TASK DATA.
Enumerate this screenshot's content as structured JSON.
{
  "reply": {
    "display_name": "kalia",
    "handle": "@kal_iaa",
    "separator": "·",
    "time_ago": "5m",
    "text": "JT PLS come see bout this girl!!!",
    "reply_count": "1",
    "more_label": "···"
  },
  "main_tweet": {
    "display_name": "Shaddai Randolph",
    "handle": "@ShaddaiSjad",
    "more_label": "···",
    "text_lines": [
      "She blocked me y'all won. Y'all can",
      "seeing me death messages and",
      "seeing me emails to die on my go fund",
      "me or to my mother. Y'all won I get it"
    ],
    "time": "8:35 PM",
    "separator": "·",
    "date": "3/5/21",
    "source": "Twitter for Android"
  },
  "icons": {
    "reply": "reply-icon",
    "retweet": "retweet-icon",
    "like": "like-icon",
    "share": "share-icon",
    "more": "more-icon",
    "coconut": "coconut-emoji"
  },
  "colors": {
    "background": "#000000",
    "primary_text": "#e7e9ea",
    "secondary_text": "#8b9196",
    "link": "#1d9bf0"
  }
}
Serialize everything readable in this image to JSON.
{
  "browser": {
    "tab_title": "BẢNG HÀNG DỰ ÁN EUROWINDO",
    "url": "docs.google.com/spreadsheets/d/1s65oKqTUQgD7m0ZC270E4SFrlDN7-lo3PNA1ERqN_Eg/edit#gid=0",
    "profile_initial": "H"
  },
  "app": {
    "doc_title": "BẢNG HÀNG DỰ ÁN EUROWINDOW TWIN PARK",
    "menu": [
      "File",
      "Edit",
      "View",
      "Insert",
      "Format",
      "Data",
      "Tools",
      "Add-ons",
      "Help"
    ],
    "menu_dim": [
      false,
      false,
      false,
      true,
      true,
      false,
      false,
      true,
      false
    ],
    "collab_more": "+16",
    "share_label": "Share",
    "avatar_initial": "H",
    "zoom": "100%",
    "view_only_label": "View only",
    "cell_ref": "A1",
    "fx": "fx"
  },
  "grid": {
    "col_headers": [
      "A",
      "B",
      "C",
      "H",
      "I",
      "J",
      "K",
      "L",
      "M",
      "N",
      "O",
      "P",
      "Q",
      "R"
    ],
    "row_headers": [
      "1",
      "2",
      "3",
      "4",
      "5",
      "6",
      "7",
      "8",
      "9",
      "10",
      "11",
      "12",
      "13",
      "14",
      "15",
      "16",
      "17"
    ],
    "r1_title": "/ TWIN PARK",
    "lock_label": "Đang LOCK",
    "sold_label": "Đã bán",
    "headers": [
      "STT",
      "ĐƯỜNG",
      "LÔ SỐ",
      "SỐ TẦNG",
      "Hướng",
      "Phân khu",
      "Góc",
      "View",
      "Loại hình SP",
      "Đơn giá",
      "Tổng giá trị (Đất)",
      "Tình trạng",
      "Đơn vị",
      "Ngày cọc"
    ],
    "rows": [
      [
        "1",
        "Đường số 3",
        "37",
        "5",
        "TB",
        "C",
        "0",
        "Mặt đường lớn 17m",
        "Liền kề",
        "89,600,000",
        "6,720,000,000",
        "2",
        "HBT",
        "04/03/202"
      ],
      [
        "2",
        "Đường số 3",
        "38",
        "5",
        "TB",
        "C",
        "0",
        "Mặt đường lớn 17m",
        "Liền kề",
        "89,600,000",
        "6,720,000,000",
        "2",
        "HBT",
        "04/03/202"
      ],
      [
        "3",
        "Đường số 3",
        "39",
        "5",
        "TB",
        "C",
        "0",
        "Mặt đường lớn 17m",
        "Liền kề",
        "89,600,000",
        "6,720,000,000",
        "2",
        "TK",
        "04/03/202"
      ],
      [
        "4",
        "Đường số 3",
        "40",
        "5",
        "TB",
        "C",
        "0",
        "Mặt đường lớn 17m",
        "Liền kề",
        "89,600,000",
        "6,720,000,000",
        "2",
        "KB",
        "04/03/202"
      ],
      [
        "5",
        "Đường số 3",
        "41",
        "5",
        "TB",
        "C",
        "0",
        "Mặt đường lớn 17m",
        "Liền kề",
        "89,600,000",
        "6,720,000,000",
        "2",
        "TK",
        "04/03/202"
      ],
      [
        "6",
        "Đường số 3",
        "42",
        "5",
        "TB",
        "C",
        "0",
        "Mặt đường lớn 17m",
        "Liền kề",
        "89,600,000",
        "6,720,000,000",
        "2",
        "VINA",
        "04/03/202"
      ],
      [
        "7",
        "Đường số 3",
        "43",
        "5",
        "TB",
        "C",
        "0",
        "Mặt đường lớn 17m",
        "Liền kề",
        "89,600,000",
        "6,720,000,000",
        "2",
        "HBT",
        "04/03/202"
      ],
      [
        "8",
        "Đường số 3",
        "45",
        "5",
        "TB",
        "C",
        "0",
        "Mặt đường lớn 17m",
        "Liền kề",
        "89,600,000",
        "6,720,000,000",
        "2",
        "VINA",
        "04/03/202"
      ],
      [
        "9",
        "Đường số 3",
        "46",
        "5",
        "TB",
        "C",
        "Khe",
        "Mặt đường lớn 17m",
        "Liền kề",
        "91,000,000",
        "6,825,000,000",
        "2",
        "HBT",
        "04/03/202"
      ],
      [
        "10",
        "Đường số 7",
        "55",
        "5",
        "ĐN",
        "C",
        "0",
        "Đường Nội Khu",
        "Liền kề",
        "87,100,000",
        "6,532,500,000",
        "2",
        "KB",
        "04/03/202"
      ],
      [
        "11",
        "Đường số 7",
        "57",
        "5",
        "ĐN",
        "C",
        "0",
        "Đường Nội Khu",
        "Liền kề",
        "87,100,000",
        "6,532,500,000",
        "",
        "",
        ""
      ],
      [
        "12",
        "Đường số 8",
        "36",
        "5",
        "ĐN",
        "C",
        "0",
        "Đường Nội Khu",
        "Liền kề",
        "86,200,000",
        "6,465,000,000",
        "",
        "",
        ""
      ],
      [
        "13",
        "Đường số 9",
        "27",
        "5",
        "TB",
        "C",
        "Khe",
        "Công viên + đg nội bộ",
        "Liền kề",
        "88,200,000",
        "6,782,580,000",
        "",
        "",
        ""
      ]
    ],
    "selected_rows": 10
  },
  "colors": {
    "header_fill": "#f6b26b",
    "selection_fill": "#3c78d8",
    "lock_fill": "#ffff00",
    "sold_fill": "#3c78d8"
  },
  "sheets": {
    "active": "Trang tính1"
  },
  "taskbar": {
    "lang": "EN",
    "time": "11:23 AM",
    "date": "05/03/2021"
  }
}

WRITTEN TASK.
Copy each line above that contains the string "PARK".

WRITTEN RESPONSE.
    "doc_title": "BẢNG HÀNG DỰ ÁN EUROWINDOW TWIN PARK",
    "r1_title": "/ TWIN PARK",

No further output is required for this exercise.